**WHAT YOU SHOULD DO**
Figure out how many lines of the material below contain the word "Slice". Answer with the number only.

**GIVEN INFORMATION**
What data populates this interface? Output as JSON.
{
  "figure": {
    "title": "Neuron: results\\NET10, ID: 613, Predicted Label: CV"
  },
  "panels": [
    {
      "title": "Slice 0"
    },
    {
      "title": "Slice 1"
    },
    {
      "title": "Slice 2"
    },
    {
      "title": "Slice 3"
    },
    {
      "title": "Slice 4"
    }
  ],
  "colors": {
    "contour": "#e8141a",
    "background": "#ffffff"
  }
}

==

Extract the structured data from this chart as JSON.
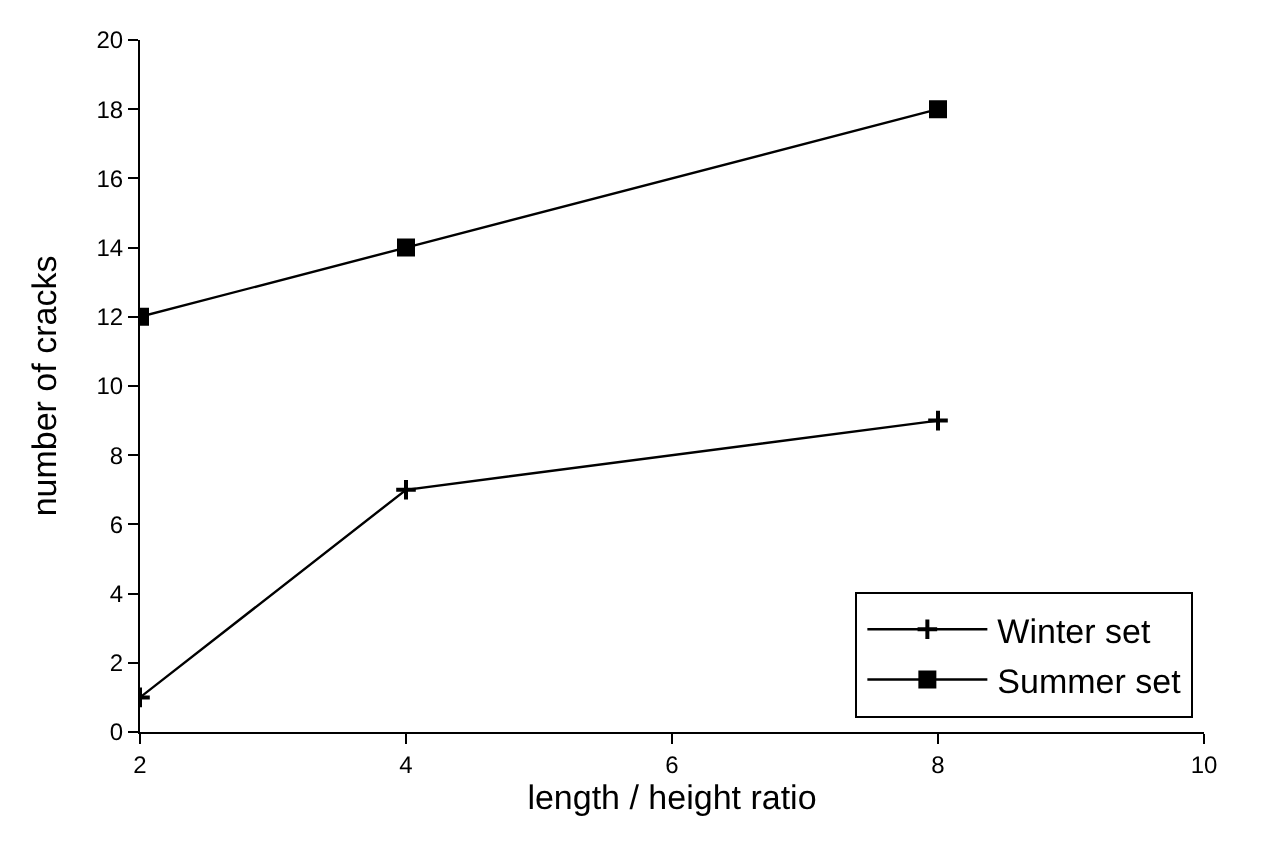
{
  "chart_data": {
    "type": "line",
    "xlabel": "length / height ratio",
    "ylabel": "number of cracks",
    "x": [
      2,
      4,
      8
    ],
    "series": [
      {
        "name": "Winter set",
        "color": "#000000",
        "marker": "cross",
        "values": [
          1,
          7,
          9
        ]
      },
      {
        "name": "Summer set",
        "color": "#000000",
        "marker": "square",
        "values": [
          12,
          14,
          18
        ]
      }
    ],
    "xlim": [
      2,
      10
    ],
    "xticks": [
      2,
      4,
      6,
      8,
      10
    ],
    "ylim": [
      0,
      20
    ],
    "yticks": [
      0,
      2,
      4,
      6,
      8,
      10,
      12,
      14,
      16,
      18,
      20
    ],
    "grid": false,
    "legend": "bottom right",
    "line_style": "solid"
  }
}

...

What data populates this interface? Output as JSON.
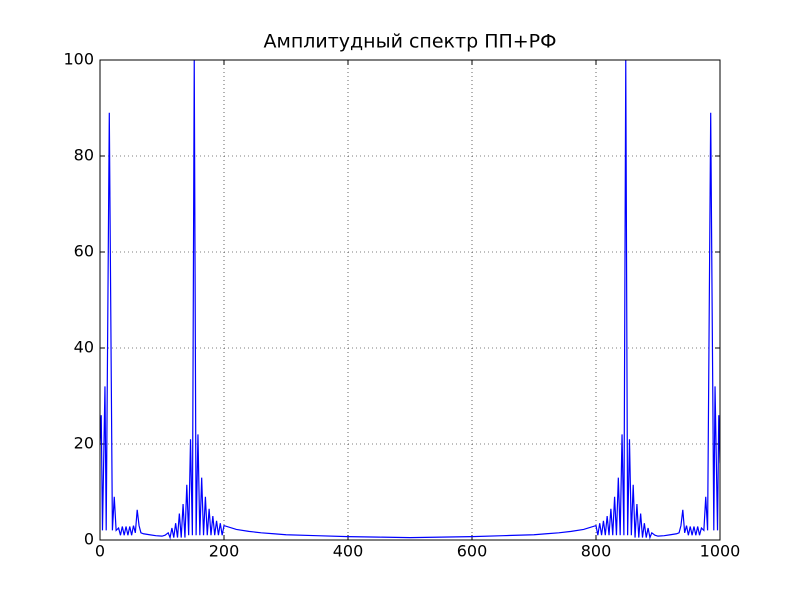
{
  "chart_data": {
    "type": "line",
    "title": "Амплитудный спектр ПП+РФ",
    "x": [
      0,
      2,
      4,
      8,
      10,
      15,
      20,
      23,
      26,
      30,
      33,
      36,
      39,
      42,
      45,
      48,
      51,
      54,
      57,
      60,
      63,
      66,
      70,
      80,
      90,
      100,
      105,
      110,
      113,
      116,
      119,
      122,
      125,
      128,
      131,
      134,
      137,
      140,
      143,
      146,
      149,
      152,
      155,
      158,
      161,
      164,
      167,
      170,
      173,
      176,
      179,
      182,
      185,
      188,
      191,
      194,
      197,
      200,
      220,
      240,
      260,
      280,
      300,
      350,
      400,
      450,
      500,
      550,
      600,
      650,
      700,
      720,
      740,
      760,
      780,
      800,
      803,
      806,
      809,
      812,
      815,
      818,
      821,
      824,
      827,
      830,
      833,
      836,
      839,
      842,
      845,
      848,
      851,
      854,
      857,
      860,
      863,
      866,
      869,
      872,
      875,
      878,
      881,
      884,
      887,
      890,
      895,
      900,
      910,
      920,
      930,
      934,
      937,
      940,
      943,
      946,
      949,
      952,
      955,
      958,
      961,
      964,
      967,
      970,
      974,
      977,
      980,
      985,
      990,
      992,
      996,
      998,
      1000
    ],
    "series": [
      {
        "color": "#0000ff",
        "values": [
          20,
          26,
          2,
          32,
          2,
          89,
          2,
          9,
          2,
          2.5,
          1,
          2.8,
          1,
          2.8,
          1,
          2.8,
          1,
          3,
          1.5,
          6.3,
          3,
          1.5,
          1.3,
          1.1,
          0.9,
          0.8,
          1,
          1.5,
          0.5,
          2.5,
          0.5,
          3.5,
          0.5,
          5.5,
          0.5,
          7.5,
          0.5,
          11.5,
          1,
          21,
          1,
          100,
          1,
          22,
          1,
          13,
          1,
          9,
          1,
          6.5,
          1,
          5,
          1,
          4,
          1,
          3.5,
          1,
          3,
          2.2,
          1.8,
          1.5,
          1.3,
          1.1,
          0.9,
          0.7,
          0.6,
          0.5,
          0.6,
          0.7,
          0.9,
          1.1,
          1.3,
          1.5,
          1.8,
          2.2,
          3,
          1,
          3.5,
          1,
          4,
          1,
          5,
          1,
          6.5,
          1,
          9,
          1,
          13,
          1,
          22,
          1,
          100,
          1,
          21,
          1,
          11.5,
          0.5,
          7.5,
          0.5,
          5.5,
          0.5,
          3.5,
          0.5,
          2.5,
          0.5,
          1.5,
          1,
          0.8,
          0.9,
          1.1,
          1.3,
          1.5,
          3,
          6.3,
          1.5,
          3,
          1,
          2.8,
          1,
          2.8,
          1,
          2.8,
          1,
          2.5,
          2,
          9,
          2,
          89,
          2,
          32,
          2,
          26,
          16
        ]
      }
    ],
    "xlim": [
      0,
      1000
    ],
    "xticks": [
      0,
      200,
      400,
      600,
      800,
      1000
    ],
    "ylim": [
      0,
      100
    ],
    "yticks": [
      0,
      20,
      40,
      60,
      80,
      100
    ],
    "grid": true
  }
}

**SOLUTION FOR THIS PROBLEM**
5